[Exercise brief]
Write the material out again in full, exactly.

[Task inputs]
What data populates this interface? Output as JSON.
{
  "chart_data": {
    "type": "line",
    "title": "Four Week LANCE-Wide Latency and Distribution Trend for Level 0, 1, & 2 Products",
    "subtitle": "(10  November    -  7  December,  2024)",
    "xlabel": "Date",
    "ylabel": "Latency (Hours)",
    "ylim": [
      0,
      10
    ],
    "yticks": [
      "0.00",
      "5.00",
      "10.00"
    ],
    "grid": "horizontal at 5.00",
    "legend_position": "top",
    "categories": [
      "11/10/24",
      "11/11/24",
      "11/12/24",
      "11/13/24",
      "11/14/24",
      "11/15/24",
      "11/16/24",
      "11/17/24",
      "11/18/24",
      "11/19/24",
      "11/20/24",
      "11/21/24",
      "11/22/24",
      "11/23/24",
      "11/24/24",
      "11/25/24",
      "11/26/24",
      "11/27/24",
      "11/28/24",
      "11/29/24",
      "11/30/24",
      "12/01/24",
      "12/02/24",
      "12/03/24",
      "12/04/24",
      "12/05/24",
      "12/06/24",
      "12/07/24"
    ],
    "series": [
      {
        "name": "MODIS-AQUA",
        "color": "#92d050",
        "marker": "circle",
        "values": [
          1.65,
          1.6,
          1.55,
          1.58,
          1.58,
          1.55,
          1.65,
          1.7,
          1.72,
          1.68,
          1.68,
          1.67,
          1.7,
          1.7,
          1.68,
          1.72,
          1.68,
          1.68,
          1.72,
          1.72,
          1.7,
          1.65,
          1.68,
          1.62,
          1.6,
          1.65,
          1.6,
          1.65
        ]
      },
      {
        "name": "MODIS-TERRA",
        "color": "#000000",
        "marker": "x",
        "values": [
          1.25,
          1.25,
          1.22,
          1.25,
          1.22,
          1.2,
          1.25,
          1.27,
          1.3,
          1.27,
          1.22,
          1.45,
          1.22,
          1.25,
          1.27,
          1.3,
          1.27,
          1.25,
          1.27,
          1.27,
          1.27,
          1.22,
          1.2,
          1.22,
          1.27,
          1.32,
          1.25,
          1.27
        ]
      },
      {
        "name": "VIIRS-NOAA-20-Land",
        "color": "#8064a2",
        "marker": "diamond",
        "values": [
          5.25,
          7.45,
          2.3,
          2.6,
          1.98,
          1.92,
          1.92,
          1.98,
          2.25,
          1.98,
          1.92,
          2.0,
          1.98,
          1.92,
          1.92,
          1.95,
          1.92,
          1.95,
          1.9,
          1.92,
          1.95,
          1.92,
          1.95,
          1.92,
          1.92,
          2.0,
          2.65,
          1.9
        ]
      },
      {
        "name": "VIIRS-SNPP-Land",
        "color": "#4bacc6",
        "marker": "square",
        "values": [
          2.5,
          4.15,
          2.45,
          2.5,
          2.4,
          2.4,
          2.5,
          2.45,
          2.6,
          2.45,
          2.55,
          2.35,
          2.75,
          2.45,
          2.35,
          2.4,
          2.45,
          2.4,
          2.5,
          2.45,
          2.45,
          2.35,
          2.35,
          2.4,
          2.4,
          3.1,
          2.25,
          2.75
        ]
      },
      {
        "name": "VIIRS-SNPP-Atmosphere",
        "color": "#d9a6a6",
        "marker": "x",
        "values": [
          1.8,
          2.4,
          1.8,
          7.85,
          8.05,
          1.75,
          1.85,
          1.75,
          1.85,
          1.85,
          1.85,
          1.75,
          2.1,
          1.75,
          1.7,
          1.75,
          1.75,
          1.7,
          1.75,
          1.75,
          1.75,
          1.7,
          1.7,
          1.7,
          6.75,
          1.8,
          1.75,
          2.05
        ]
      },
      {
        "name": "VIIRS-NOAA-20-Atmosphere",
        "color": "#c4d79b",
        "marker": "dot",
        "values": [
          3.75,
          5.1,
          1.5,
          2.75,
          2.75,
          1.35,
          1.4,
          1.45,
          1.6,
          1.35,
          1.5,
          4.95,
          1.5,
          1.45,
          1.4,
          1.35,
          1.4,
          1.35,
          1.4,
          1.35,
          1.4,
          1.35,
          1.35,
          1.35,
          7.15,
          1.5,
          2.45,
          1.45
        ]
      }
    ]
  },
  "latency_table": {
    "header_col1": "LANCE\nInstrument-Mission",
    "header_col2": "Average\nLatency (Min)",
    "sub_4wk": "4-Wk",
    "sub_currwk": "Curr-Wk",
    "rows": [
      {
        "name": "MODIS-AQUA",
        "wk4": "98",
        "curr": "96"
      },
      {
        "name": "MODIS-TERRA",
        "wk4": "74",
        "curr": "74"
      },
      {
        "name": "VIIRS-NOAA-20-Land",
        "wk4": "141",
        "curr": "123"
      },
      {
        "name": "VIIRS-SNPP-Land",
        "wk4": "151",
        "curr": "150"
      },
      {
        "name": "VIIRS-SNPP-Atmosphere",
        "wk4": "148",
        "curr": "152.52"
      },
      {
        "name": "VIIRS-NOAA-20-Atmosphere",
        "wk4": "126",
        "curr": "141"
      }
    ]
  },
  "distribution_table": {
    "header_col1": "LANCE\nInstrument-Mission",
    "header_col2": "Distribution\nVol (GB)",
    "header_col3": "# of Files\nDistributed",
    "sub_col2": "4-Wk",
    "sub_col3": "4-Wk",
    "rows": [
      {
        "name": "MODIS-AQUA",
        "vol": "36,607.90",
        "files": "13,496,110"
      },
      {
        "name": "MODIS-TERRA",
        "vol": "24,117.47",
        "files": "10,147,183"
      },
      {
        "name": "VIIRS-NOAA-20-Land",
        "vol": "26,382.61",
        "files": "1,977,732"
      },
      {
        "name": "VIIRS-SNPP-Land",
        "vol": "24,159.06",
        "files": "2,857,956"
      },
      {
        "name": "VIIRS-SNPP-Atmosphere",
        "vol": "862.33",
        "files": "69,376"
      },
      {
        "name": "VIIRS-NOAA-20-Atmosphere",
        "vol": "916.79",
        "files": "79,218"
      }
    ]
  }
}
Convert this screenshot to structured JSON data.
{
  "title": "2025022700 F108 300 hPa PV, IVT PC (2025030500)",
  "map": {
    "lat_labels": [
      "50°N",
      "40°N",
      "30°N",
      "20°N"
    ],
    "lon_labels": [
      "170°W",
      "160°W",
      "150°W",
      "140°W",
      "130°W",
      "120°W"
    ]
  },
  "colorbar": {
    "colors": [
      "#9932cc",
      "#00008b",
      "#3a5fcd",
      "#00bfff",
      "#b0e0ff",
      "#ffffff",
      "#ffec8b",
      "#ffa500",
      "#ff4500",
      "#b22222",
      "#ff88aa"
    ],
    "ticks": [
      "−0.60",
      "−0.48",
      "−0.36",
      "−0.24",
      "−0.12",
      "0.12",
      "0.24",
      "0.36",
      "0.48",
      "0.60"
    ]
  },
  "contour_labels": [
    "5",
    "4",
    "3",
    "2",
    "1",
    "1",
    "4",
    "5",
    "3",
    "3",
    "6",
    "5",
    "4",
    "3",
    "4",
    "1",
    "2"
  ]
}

[Correct result]
What data populates this interface? Output as JSON.
{
  "chart_data": {
    "type": "line",
    "title": "Four Week LANCE-Wide Latency and Distribution Trend for Level 0, 1, & 2 Products",
    "subtitle": "(10  November    -  7  December,  2024)",
    "xlabel": "Date",
    "ylabel": "Latency (Hours)",
    "ylim": [
      0,
      10
    ],
    "yticks": [
      "0.00",
      "5.00",
      "10.00"
    ],
    "grid": "horizontal at 5.00",
    "legend_position": "top",
    "categories": [
      "11/10/24",
      "11/11/24",
      "11/12/24",
      "11/13/24",
      "11/14/24",
      "11/15/24",
      "11/16/24",
      "11/17/24",
      "11/18/24",
      "11/19/24",
      "11/20/24",
      "11/21/24",
      "11/22/24",
      "11/23/24",
      "11/24/24",
      "11/25/24",
      "11/26/24",
      "11/27/24",
      "11/28/24",
      "11/29/24",
      "11/30/24",
      "12/01/24",
      "12/02/24",
      "12/03/24",
      "12/04/24",
      "12/05/24",
      "12/06/24",
      "12/07/24"
    ],
    "series": [
      {
        "name": "MODIS-AQUA",
        "color": "#92d050",
        "marker": "circle",
        "values": [
          1.65,
          1.6,
          1.55,
          1.58,
          1.58,
          1.55,
          1.65,
          1.7,
          1.72,
          1.68,
          1.68,
          1.67,
          1.7,
          1.7,
          1.68,
          1.72,
          1.68,
          1.68,
          1.72,
          1.72,
          1.7,
          1.65,
          1.68,
          1.62,
          1.6,
          1.65,
          1.6,
          1.65
        ]
      },
      {
        "name": "MODIS-TERRA",
        "color": "#000000",
        "marker": "x",
        "values": [
          1.25,
          1.25,
          1.22,
          1.25,
          1.22,
          1.2,
          1.25,
          1.27,
          1.3,
          1.27,
          1.22,
          1.45,
          1.22,
          1.25,
          1.27,
          1.3,
          1.27,
          1.25,
          1.27,
          1.27,
          1.27,
          1.22,
          1.2,
          1.22,
          1.27,
          1.32,
          1.25,
          1.27
        ]
      },
      {
        "name": "VIIRS-NOAA-20-Land",
        "color": "#8064a2",
        "marker": "diamond",
        "values": [
          5.25,
          7.45,
          2.3,
          2.6,
          1.98,
          1.92,
          1.92,
          1.98,
          2.25,
          1.98,
          1.92,
          2.0,
          1.98,
          1.92,
          1.92,
          1.95,
          1.92,
          1.95,
          1.9,
          1.92,
          1.95,
          1.92,
          1.95,
          1.92,
          1.92,
          2.0,
          2.65,
          1.9
        ]
      },
      {
        "name": "VIIRS-SNPP-Land",
        "color": "#4bacc6",
        "marker": "square",
        "values": [
          2.5,
          4.15,
          2.45,
          2.5,
          2.4,
          2.4,
          2.5,
          2.45,
          2.6,
          2.45,
          2.55,
          2.35,
          2.75,
          2.45,
          2.35,
          2.4,
          2.45,
          2.4,
          2.5,
          2.45,
          2.45,
          2.35,
          2.35,
          2.4,
          2.4,
          3.1,
          2.25,
          2.75
        ]
      },
      {
        "name": "VIIRS-SNPP-Atmosphere",
        "color": "#d9a6a6",
        "marker": "x",
        "values": [
          1.8,
          2.4,
          1.8,
          7.85,
          8.05,
          1.75,
          1.85,
          1.75,
          1.85,
          1.85,
          1.85,
          1.75,
          2.1,
          1.75,
          1.7,
          1.75,
          1.75,
          1.7,
          1.75,
          1.75,
          1.75,
          1.7,
          1.7,
          1.7,
          6.75,
          1.8,
          1.75,
          2.05
        ]
      },
      {
        "name": "VIIRS-NOAA-20-Atmosphere",
        "color": "#c4d79b",
        "marker": "dot",
        "values": [
          3.75,
          5.1,
          1.5,
          2.75,
          2.75,
          1.35,
          1.4,
          1.45,
          1.6,
          1.35,
          1.5,
          4.95,
          1.5,
          1.45,
          1.4,
          1.35,
          1.4,
          1.35,
          1.4,
          1.35,
          1.4,
          1.35,
          1.35,
          1.35,
          7.15,
          1.5,
          2.45,
          1.45
        ]
      }
    ]
  },
  "latency_table": {
    "header_col1": "LANCE\nInstrument-Mission",
    "header_col2": "Average\nLatency (Min)",
    "sub_4wk": "4-Wk",
    "sub_currwk": "Curr-Wk",
    "rows": [
      {
        "name": "MODIS-AQUA",
        "wk4": "98",
        "curr": "96"
      },
      {
        "name": "MODIS-TERRA",
        "wk4": "74",
        "curr": "74"
      },
      {
        "name": "VIIRS-NOAA-20-Land",
        "wk4": "141",
        "curr": "123"
      },
      {
        "name": "VIIRS-SNPP-Land",
        "wk4": "151",
        "curr": "150"
      },
      {
        "name": "VIIRS-SNPP-Atmosphere",
        "wk4": "148",
        "curr": "152.52"
      },
      {
        "name": "VIIRS-NOAA-20-Atmosphere",
        "wk4": "126",
        "curr": "141"
      }
    ]
  },
  "distribution_table": {
    "header_col1": "LANCE\nInstrument-Mission",
    "header_col2": "Distribution\nVol (GB)",
    "header_col3": "# of Files\nDistributed",
    "sub_col2": "4-Wk",
    "sub_col3": "4-Wk",
    "rows": [
      {
        "name": "MODIS-AQUA",
        "vol": "36,607.90",
        "files": "13,496,110"
      },
      {
        "name": "MODIS-TERRA",
        "vol": "24,117.47",
        "files": "10,147,183"
      },
      {
        "name": "VIIRS-NOAA-20-Land",
        "vol": "26,382.61",
        "files": "1,977,732"
      },
      {
        "name": "VIIRS-SNPP-Land",
        "vol": "24,159.06",
        "files": "2,857,956"
      },
      {
        "name": "VIIRS-SNPP-Atmosphere",
        "vol": "862.33",
        "files": "69,376"
      },
      {
        "name": "VIIRS-NOAA-20-Atmosphere",
        "vol": "916.79",
        "files": "79,218"
      }
    ]
  }
}
Convert this screenshot to structured JSON data.
{
  "title": "2025022700 F108 300 hPa PV, IVT PC (2025030500)",
  "map": {
    "lat_labels": [
      "50°N",
      "40°N",
      "30°N",
      "20°N"
    ],
    "lon_labels": [
      "170°W",
      "160°W",
      "150°W",
      "140°W",
      "130°W",
      "120°W"
    ]
  },
  "colorbar": {
    "colors": [
      "#9932cc",
      "#00008b",
      "#3a5fcd",
      "#00bfff",
      "#b0e0ff",
      "#ffffff",
      "#ffec8b",
      "#ffa500",
      "#ff4500",
      "#b22222",
      "#ff88aa"
    ],
    "ticks": [
      "−0.60",
      "−0.48",
      "−0.36",
      "−0.24",
      "−0.12",
      "0.12",
      "0.24",
      "0.36",
      "0.48",
      "0.60"
    ]
  },
  "contour_labels": [
    "5",
    "4",
    "3",
    "2",
    "1",
    "1",
    "4",
    "5",
    "3",
    "3",
    "6",
    "5",
    "4",
    "3",
    "4",
    "1",
    "2"
  ]
}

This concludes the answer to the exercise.